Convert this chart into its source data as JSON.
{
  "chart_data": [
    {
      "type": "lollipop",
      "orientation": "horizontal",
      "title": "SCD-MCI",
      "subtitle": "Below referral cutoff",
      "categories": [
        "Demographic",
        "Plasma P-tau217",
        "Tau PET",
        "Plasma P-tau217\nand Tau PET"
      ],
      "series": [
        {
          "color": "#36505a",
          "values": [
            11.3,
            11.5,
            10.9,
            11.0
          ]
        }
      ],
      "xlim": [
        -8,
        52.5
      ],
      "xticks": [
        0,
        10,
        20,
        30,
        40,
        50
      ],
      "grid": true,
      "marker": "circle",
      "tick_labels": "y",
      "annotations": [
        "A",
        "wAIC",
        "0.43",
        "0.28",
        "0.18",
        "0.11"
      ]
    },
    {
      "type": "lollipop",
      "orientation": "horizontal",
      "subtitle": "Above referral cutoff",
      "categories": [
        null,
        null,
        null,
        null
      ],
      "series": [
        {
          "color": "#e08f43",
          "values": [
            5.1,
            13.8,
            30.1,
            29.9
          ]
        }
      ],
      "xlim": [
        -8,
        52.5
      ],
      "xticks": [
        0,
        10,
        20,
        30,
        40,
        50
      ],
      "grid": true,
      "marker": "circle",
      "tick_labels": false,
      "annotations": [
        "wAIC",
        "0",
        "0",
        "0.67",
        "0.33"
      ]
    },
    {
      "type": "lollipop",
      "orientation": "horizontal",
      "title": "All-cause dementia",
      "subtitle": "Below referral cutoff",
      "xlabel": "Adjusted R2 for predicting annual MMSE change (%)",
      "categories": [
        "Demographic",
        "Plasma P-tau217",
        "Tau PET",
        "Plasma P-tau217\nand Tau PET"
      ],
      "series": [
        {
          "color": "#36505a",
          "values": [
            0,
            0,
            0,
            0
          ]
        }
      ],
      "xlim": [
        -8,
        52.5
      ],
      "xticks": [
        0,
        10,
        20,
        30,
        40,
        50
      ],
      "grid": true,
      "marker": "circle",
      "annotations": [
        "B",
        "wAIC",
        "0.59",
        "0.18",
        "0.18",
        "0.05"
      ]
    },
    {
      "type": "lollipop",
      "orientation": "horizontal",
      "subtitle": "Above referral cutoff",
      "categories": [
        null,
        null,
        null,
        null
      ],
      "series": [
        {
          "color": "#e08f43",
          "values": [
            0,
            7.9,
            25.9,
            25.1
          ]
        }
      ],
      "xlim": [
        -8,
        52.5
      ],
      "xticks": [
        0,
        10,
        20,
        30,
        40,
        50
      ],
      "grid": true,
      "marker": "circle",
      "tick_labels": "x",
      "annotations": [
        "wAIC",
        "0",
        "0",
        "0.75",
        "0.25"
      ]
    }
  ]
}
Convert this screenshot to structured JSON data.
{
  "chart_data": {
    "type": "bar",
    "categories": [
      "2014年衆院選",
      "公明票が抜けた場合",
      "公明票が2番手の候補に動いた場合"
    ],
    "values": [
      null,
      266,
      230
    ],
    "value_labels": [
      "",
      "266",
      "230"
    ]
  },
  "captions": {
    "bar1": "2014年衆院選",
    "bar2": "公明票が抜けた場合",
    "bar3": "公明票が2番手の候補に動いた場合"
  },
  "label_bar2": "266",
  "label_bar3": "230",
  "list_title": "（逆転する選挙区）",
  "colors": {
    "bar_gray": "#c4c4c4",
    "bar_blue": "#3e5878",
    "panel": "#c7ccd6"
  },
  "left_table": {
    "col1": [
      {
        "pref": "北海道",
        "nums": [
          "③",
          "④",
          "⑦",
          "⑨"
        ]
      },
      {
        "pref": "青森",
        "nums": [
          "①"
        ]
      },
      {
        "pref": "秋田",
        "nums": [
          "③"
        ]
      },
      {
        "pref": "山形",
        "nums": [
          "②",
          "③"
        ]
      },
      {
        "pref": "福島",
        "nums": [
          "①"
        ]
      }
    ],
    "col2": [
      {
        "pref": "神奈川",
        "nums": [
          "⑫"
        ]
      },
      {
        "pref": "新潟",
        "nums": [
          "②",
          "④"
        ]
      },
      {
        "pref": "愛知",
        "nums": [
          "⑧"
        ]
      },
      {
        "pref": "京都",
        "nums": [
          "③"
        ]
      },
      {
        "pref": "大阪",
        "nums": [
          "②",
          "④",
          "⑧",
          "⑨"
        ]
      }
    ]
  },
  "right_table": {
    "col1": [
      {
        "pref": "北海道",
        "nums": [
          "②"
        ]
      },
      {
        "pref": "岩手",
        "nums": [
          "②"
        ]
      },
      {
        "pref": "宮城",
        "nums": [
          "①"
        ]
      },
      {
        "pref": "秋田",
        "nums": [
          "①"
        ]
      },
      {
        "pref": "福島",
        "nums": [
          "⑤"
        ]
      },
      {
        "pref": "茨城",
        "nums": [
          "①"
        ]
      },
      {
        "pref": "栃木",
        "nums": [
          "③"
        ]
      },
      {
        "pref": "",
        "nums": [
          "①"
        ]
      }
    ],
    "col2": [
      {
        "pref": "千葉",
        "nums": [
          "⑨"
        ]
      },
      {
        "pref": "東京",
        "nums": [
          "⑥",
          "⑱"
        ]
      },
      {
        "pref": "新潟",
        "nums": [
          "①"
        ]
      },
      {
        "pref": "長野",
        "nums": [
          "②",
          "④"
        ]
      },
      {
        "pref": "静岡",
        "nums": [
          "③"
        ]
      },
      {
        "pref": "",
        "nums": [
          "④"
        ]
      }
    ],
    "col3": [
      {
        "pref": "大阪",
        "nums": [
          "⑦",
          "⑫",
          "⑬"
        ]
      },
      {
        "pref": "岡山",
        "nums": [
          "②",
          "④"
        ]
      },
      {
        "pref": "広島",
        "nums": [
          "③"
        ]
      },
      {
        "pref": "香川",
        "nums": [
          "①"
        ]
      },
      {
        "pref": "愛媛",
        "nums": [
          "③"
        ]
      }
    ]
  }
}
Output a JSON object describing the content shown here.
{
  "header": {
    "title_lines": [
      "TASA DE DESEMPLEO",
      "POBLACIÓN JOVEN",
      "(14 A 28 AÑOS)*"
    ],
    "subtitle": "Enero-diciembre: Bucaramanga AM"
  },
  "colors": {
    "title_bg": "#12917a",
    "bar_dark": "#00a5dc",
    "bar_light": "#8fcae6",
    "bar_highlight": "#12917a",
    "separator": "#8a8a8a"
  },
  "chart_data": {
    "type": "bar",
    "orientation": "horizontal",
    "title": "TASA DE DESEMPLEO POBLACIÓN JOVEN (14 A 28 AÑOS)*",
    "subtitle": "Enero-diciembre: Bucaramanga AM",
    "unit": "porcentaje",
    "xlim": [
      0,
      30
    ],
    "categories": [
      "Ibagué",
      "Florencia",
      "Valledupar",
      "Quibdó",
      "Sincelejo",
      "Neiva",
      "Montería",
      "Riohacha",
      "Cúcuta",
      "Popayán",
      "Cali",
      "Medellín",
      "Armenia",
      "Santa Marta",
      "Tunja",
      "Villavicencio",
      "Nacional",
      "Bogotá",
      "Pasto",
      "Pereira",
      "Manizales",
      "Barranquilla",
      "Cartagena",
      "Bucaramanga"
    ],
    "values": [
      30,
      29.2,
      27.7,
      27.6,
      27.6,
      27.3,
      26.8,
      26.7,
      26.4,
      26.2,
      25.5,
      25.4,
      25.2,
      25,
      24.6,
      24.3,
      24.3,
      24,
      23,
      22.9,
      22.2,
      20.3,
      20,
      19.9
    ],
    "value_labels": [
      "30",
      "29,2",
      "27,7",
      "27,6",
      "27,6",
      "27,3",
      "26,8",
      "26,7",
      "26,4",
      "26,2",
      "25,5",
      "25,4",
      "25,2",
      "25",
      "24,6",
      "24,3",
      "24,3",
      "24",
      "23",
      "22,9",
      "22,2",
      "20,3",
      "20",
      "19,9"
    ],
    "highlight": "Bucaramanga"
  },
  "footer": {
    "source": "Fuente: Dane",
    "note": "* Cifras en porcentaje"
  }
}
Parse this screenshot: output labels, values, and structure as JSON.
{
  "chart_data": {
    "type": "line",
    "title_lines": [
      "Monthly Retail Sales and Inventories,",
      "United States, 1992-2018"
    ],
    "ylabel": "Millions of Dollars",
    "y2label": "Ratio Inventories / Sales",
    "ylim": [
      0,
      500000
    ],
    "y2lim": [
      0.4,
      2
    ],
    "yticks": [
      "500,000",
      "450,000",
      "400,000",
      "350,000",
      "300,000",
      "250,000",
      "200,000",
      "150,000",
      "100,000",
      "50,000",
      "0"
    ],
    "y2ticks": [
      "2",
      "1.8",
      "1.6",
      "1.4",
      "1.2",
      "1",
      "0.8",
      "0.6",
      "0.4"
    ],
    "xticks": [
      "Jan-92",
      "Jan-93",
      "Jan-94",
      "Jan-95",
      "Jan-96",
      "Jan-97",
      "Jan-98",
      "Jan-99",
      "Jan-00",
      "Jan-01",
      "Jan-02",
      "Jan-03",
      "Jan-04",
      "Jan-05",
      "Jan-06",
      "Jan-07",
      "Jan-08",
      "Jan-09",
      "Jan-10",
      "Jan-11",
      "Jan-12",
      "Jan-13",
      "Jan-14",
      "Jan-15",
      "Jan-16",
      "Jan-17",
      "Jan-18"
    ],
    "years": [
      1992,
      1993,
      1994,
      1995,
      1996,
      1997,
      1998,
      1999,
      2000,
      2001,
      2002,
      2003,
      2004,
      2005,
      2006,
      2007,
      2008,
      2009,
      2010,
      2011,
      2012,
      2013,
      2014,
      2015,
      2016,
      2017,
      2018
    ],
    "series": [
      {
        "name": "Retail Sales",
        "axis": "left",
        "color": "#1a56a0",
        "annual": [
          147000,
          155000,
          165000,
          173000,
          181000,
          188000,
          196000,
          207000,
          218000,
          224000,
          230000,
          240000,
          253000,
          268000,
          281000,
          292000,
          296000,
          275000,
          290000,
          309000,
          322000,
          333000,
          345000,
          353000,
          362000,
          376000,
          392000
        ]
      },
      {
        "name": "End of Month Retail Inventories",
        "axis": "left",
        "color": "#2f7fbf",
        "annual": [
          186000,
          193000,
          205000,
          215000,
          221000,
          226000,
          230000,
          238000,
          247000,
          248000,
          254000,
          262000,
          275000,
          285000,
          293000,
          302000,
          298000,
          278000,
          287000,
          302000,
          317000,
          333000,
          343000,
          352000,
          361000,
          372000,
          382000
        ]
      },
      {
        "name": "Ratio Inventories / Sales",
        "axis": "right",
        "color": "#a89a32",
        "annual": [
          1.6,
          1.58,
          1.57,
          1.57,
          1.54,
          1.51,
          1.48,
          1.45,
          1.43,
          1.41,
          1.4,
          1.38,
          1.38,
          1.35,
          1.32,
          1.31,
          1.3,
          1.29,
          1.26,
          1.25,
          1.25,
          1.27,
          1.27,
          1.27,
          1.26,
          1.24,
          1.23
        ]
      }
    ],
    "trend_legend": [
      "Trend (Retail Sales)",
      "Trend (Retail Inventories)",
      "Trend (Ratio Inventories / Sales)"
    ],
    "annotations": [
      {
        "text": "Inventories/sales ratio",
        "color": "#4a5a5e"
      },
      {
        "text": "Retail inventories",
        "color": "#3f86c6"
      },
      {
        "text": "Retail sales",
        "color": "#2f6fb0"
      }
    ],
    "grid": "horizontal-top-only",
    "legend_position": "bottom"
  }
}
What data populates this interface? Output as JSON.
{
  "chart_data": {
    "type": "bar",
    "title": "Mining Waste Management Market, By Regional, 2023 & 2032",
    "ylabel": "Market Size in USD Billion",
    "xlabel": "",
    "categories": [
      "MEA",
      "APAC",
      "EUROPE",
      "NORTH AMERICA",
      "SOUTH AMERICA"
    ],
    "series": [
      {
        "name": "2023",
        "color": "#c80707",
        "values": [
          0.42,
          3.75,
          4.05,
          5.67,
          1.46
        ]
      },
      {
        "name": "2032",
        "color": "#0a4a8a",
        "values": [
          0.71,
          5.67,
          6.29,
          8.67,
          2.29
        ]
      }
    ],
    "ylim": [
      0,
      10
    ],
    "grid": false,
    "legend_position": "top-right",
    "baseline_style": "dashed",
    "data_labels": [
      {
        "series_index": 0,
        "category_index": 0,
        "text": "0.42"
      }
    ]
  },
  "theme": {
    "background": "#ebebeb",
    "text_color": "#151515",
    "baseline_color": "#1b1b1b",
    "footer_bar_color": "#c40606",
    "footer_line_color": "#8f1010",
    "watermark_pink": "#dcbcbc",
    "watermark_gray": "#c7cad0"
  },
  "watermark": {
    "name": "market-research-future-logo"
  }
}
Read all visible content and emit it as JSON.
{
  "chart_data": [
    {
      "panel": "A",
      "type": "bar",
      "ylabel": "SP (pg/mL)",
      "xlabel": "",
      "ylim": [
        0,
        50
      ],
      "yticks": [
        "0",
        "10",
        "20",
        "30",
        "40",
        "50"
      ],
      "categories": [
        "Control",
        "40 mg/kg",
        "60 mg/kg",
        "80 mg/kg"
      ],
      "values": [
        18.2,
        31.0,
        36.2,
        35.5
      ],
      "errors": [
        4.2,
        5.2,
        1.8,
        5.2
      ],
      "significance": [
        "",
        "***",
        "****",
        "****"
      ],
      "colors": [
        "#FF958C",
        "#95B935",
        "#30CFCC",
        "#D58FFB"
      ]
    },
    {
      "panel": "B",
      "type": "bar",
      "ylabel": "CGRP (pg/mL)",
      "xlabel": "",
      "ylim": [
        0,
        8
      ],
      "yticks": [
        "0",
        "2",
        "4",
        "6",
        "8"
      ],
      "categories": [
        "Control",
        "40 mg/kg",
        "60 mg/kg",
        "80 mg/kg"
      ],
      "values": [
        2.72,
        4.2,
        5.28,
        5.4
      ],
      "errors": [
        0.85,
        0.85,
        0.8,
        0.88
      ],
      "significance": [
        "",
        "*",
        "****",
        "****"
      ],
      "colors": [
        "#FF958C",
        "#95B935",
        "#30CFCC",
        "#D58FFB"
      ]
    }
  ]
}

========================

Reproduce each line of the entries in which the word "Convert" is found.

Expected answer |
Convert this chart into its source data as JSON.
Convert this screenshot to structured JSON data.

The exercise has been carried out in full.